▶ Reading passage:
Expertise
Winning beyond the scoreboard in the NIL era of college sports
The balance of power in college athletics has been disrupted.For CMOs and marketing leaders inside universities, and yes, Athletic Directors too, this shift is no longer adjacent to the job. In many ways, it is the job.

There was a time when the job was clearer
Win games and fill seats. Try to stay visible enough that your sports program remained relevant and pleased the alumni donors. The rest had a way of working itself out. Media told the story and television handled distribution. Athletic departments operated in parts, each group responsible for its piece, coaches were the spokesmen, and the players, well, they played the games and hoped to go pro someday.
The model that held up for over a century simply doesn’t hold up now.
NIL (Name Image Likeness) not only introduced money into the model, it also shifted control of attention. Athletes have moved from serving as brand participants in the system to their own platforms inside it, carrying their own audiences, reach, expectations for how their stories are told. That changes the balance. It forces institutions to compete on their ability to create visibility, consistency and long-term value for both the athlete and the program at the same time.

▶ Exercise set:
1 > In the article on NIL in college sports, what does the abbreviation NIL stand for?
2 > Summarize the article on NIL in college sports in two sentences.
The records have no connection to the article on NIL in college sports.

Data extracted from a collection
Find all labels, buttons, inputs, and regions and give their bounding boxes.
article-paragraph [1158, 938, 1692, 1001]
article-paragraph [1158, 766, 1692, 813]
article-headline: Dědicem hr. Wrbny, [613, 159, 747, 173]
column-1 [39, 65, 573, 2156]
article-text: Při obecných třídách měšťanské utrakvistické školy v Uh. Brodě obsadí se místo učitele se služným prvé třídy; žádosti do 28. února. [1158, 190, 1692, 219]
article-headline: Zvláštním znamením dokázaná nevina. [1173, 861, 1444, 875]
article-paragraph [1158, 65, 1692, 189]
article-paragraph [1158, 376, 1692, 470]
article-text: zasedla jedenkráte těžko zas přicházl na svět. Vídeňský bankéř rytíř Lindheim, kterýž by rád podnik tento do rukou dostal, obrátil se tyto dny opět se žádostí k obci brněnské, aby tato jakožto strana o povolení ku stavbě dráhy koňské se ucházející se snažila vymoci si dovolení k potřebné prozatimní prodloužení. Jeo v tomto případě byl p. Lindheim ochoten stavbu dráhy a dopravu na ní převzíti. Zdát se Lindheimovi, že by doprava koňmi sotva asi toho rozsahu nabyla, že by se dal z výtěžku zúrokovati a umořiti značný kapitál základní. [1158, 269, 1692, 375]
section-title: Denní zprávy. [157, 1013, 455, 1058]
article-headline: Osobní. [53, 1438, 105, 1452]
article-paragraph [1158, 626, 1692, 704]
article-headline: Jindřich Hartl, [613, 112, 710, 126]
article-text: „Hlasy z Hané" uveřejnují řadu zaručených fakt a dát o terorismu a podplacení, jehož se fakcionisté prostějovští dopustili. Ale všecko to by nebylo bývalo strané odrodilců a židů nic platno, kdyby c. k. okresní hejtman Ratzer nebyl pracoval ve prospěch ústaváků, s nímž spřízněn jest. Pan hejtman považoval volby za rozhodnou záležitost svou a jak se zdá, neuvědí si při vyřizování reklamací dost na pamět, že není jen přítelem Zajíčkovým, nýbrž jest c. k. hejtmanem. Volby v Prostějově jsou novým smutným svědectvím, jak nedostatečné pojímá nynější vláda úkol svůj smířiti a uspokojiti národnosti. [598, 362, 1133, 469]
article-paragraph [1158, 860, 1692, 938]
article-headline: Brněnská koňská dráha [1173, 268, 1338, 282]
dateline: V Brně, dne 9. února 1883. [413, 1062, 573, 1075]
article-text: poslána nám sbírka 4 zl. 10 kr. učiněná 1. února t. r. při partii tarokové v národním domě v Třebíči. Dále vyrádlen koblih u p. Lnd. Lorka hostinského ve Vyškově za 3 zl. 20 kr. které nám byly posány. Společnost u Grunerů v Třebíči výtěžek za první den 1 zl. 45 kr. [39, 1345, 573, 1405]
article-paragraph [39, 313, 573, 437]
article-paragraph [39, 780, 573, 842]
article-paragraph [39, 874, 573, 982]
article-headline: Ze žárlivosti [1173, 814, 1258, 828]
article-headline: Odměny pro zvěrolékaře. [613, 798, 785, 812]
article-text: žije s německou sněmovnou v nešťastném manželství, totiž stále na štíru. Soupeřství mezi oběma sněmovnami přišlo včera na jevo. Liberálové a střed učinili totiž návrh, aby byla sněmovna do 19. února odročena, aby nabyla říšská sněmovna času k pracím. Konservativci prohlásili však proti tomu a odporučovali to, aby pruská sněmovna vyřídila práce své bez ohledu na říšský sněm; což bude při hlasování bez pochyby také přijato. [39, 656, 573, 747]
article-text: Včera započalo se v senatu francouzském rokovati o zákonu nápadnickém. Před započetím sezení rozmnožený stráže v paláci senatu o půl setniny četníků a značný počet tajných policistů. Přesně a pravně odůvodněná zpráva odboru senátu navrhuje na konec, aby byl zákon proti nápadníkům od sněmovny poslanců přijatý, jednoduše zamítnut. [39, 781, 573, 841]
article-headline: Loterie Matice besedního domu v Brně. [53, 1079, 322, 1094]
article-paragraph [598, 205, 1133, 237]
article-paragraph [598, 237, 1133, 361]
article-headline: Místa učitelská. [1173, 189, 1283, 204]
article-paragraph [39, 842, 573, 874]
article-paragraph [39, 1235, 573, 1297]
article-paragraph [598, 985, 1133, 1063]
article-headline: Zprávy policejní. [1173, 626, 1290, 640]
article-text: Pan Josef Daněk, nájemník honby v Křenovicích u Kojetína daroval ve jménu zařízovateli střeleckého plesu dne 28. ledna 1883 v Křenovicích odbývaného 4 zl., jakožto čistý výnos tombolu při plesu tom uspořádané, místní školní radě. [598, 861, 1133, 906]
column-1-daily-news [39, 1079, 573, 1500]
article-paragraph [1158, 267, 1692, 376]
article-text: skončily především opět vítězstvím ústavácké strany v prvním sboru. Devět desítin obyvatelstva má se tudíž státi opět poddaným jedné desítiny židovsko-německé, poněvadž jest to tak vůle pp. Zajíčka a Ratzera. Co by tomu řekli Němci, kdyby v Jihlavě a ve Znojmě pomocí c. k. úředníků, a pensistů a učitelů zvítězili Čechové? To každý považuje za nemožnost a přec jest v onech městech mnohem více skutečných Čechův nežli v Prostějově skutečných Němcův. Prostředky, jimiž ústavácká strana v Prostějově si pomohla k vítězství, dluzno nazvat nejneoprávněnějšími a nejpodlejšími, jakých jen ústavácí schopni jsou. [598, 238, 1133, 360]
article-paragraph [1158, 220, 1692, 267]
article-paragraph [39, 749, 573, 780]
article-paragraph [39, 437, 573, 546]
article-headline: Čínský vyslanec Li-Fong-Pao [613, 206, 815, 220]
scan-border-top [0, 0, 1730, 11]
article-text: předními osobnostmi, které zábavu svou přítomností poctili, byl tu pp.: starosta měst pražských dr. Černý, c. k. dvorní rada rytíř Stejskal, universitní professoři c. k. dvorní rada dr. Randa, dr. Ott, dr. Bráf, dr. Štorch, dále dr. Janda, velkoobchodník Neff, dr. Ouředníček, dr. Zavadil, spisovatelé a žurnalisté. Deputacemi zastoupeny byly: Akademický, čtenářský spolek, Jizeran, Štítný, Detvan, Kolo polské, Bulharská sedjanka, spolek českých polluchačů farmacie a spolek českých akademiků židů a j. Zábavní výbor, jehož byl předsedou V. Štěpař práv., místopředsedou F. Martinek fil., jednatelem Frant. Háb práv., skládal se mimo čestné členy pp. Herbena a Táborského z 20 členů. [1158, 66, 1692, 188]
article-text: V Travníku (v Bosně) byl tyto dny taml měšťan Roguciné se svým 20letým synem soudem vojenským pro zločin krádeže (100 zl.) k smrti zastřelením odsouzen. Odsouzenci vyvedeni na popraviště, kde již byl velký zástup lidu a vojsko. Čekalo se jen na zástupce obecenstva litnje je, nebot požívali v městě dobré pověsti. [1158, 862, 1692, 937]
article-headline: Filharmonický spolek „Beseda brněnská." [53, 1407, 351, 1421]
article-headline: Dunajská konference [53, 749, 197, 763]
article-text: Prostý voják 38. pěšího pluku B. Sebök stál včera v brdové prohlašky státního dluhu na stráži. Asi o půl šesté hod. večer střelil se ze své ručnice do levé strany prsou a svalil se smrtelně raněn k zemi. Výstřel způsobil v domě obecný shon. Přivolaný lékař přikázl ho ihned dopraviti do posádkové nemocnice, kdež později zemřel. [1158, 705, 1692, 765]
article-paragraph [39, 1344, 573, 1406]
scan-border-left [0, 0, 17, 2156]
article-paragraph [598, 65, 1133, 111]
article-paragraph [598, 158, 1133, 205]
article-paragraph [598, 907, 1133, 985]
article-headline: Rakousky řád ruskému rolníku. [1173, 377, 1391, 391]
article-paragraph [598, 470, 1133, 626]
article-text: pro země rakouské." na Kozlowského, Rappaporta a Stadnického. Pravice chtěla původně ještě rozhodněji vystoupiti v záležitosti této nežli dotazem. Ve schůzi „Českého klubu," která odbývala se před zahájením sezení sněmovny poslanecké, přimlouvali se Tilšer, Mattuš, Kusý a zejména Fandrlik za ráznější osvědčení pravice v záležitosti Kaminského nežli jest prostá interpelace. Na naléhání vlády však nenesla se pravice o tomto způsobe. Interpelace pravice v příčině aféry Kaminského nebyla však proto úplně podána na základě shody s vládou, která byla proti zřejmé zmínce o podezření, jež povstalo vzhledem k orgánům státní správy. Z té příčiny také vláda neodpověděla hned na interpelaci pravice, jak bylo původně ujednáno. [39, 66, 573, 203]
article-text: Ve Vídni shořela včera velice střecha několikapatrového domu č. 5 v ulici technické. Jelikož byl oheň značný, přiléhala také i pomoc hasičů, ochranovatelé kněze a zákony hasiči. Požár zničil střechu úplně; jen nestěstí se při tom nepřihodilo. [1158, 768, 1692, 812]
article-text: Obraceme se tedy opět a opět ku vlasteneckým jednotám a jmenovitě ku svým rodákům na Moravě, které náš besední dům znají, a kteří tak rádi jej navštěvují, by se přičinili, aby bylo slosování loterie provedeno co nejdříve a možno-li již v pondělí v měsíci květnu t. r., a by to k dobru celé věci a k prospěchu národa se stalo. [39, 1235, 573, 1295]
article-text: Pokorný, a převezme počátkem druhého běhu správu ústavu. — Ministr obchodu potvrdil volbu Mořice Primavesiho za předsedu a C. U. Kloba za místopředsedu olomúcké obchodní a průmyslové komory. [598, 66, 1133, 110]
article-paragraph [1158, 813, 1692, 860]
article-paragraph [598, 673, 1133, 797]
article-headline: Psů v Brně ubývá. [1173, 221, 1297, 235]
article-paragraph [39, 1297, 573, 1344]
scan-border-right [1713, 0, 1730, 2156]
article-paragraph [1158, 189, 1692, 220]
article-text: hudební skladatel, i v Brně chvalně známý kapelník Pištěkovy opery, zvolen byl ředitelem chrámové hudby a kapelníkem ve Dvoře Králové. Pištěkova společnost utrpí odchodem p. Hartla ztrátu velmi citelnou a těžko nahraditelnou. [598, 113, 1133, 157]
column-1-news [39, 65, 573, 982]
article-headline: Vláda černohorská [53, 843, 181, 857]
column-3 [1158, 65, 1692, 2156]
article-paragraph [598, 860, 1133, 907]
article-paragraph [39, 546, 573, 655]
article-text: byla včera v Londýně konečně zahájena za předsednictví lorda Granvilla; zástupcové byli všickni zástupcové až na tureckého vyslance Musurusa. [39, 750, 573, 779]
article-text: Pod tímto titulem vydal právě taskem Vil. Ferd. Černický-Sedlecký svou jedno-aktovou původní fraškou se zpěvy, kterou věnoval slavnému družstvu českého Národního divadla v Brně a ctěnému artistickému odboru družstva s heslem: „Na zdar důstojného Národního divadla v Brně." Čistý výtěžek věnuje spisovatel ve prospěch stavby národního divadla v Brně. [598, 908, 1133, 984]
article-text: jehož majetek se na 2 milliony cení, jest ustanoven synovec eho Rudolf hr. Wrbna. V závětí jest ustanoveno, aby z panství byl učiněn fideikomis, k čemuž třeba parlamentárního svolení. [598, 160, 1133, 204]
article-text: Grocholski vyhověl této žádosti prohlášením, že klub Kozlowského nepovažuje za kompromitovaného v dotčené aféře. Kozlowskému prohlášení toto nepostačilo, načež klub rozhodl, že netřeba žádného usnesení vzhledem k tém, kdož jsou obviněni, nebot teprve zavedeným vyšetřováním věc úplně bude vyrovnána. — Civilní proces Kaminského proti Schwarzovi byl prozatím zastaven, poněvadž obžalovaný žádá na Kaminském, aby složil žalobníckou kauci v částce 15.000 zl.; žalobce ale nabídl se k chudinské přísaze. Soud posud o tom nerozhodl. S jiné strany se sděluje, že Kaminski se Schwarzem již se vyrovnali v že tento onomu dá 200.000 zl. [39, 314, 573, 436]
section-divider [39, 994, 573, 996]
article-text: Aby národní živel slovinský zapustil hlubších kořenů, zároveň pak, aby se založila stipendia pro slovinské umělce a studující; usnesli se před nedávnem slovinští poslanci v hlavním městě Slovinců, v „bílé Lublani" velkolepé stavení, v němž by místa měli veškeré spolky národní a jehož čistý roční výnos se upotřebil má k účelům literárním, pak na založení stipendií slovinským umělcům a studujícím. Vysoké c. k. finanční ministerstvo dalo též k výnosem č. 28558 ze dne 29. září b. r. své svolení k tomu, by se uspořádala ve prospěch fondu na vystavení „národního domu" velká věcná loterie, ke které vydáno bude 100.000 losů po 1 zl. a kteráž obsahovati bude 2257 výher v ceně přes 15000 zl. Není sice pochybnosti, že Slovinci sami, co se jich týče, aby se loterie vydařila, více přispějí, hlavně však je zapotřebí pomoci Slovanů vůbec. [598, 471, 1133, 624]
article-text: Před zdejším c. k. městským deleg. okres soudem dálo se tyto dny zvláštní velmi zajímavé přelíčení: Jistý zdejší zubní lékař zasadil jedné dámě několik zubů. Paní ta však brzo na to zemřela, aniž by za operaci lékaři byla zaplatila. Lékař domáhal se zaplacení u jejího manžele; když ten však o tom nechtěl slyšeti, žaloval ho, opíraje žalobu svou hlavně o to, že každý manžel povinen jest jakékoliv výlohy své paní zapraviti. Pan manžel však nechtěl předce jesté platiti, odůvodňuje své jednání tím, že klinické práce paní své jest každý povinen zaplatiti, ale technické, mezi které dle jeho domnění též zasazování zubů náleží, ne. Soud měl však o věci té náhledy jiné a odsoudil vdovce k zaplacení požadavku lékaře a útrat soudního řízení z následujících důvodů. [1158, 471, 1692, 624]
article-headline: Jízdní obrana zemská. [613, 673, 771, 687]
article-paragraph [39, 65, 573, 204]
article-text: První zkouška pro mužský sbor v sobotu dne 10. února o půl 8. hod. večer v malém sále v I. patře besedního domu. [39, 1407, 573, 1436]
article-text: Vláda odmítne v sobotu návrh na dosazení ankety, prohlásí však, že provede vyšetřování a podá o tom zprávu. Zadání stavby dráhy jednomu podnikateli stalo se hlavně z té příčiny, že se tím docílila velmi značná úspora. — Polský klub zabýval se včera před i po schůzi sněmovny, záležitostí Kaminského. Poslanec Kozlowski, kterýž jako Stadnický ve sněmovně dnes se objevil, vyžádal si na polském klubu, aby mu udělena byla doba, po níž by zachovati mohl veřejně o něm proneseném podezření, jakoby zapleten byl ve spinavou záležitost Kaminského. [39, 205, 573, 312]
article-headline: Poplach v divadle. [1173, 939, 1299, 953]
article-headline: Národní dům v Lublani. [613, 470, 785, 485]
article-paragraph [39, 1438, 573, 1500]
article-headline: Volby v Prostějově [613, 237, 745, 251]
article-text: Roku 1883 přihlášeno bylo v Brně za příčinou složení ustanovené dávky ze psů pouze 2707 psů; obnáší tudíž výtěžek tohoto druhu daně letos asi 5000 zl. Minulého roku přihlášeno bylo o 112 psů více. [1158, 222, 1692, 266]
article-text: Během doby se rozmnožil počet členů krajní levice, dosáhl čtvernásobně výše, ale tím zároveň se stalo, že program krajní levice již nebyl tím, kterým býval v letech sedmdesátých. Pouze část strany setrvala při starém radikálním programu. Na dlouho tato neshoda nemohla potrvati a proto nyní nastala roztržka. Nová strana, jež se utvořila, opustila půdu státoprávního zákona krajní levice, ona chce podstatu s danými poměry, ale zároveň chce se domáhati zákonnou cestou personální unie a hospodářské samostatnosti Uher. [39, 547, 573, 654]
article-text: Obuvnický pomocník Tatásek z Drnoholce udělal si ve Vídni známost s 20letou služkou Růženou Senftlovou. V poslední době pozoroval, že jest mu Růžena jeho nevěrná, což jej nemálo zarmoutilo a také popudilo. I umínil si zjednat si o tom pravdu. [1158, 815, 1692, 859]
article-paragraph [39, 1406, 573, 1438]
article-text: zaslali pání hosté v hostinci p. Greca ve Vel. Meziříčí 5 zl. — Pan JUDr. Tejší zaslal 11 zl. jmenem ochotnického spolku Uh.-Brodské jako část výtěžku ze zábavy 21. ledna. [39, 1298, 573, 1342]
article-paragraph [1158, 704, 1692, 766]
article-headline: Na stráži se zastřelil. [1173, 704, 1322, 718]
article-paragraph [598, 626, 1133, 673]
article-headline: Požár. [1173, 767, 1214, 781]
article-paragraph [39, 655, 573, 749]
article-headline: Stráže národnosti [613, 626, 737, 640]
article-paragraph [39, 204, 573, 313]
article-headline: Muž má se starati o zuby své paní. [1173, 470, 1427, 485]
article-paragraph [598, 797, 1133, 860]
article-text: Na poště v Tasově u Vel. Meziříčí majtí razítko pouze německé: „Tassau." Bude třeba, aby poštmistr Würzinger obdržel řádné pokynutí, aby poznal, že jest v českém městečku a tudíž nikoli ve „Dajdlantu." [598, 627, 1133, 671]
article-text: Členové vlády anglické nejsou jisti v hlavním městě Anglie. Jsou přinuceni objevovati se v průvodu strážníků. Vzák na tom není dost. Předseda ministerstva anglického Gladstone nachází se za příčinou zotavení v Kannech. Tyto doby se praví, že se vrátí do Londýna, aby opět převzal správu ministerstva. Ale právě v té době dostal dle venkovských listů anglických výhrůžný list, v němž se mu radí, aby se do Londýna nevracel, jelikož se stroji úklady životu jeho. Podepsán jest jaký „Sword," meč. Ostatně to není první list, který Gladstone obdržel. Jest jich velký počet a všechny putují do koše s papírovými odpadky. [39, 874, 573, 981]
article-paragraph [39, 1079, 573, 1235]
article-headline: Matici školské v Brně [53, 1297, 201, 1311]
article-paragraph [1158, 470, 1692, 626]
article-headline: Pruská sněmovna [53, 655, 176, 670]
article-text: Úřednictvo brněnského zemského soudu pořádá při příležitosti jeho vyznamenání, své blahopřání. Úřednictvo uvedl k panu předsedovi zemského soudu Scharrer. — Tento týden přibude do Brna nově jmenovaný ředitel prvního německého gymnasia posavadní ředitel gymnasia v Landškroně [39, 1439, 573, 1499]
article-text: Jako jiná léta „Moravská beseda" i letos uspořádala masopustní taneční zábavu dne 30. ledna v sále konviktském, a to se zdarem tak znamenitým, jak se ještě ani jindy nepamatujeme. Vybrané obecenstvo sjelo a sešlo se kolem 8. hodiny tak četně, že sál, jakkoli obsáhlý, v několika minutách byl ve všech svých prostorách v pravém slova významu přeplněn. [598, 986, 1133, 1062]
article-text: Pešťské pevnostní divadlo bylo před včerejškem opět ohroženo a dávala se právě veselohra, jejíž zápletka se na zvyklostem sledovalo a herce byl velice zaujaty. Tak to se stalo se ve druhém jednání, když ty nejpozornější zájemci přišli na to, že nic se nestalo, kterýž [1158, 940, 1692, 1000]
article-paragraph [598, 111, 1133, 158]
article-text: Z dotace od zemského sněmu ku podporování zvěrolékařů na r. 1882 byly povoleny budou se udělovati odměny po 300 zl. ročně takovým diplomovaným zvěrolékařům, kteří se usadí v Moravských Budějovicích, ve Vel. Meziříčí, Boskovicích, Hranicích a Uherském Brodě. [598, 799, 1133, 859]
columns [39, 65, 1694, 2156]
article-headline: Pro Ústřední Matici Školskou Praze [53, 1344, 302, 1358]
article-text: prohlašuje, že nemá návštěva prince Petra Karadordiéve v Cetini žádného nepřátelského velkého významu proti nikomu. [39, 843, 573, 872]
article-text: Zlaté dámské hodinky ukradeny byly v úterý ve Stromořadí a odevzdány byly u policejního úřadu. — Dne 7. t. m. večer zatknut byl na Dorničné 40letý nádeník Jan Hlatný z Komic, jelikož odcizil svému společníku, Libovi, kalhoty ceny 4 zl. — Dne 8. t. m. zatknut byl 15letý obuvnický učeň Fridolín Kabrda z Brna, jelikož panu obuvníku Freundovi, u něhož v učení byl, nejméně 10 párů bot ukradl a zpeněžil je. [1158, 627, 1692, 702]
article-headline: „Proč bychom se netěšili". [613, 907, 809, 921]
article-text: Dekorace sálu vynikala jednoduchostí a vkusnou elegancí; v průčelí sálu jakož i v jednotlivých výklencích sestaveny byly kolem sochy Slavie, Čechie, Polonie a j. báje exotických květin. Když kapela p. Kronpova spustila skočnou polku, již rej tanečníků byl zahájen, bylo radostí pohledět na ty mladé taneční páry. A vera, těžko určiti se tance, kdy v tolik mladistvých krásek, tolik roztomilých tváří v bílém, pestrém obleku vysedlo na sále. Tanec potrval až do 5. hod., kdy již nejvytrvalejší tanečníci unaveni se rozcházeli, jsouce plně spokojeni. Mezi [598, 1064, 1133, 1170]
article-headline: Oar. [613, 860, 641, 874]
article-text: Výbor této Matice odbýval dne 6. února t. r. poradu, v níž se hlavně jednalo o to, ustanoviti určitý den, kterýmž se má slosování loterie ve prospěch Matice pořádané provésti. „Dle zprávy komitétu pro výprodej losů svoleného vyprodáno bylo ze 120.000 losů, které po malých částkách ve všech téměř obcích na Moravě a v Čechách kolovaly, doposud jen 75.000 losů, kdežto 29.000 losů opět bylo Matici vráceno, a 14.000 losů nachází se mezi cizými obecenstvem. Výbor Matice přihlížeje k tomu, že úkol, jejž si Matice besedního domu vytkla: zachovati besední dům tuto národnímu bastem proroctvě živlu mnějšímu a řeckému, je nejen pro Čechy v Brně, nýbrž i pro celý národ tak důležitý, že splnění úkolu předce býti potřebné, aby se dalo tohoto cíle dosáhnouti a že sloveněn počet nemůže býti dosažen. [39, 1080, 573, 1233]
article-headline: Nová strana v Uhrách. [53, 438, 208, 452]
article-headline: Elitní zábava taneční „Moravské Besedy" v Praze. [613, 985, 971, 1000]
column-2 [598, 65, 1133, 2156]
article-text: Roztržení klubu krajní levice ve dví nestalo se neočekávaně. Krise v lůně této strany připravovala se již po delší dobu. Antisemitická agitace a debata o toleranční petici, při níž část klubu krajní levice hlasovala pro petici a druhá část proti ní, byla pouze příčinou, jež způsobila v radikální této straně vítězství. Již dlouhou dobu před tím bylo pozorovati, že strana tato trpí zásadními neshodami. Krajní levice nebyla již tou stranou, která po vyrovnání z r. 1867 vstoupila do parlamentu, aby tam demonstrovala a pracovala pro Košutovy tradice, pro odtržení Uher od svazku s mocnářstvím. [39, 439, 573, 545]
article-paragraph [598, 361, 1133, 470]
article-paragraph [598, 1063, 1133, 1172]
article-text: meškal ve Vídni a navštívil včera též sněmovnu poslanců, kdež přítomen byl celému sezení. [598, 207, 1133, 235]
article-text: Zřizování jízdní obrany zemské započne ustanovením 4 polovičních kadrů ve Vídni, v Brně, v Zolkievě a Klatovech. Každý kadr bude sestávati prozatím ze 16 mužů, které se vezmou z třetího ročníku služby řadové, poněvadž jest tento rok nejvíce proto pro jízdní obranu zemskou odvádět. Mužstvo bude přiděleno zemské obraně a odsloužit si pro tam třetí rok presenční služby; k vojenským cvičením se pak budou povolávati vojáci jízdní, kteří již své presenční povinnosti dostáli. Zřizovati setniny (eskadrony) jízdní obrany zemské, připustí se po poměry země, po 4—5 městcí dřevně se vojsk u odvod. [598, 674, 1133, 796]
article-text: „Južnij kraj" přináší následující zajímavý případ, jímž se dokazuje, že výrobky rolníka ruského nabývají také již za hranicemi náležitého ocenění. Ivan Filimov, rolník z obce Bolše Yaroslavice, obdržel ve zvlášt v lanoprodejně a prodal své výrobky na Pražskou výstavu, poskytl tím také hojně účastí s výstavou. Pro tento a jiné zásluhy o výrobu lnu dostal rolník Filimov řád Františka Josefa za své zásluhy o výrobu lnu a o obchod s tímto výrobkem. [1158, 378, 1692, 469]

▶ Answer section:
1 > Name Image Likeness

2 > The college athletics model that held up for over a century, in which winning games and filling seats largely sufficed, no longer holds up now that NIL has disrupted the balance of power. NIL introduced money and shifted control of attention to athletes, who now carry their own platforms and audiences, forcing institutions to compete on creating visibility, consistency and long-term value for both the athlete and the program.